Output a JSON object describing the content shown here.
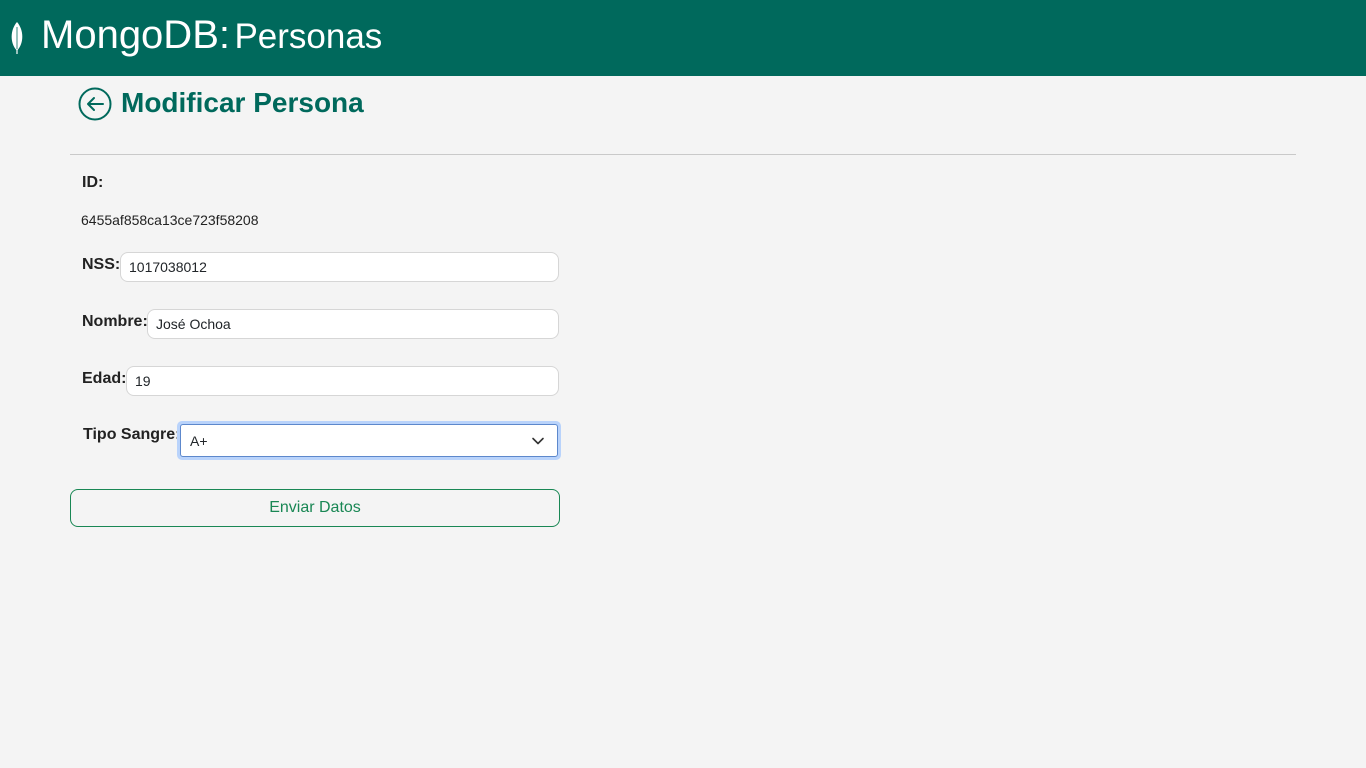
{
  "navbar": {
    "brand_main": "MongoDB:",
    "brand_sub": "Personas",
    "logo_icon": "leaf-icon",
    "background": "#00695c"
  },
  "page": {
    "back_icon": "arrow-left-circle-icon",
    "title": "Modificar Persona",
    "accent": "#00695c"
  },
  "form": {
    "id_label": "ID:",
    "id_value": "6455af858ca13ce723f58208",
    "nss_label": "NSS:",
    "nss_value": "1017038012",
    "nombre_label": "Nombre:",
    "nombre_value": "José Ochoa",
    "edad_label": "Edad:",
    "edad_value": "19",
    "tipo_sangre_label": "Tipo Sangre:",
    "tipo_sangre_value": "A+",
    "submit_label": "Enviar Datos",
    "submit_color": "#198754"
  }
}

...

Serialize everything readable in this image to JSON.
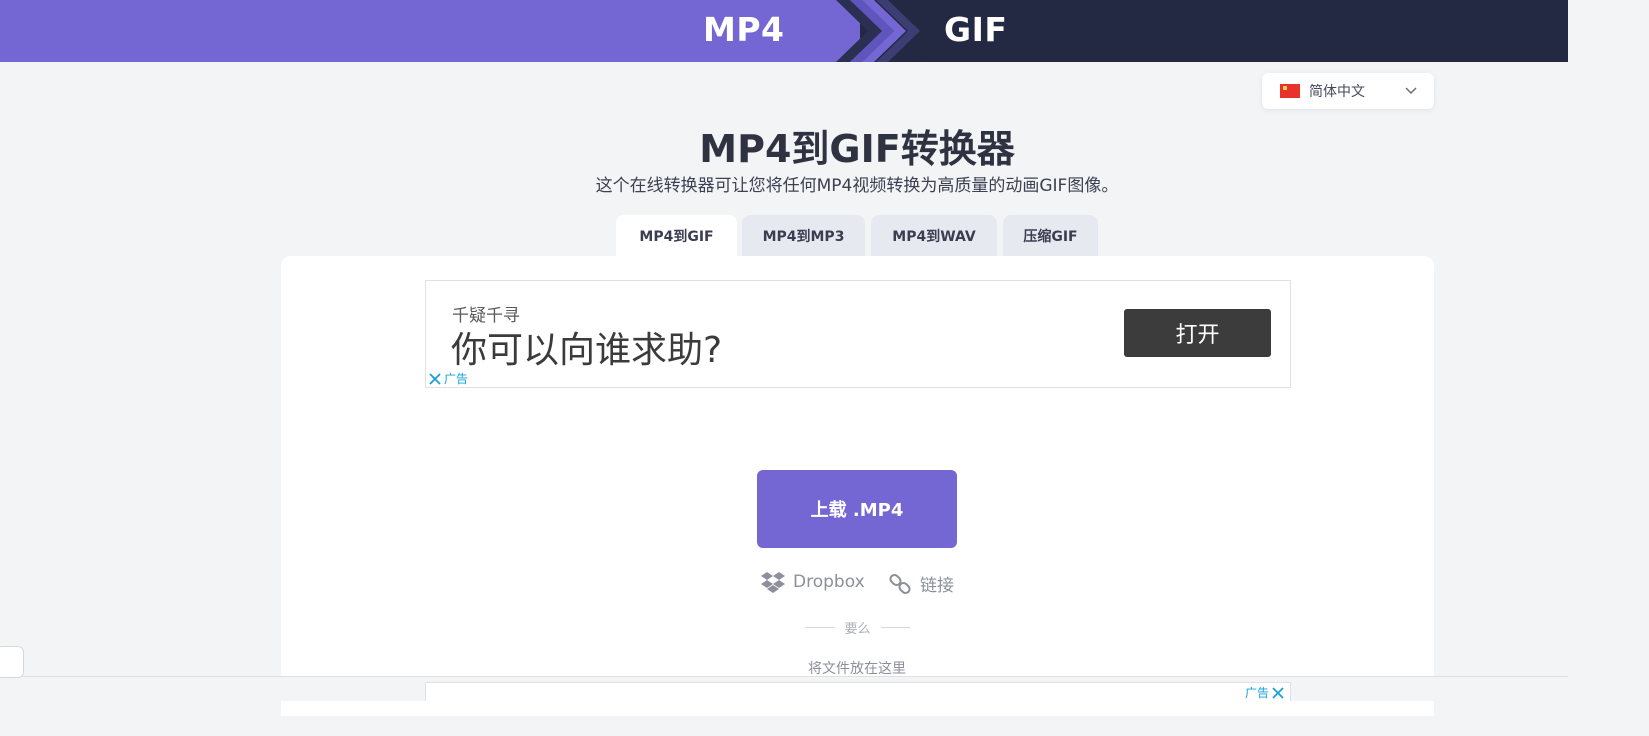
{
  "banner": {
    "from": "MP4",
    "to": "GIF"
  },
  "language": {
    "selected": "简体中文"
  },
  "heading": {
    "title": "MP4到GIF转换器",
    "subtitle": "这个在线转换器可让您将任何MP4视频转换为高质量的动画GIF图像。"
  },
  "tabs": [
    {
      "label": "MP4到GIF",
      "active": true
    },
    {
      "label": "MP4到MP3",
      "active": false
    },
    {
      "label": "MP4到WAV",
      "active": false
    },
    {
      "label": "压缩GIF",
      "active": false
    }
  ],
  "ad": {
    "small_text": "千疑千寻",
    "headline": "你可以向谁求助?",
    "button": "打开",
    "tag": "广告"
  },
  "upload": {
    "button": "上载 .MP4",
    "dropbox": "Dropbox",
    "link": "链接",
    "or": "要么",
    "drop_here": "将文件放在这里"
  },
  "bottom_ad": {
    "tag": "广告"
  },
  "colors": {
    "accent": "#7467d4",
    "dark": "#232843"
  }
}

* **Job**
In the entries above, identify each line that includes the string "icon", then copy it.

* **Task result**
    "logo_icon": "leaf-icon",
    "back_icon": "arrow-left-circle-icon",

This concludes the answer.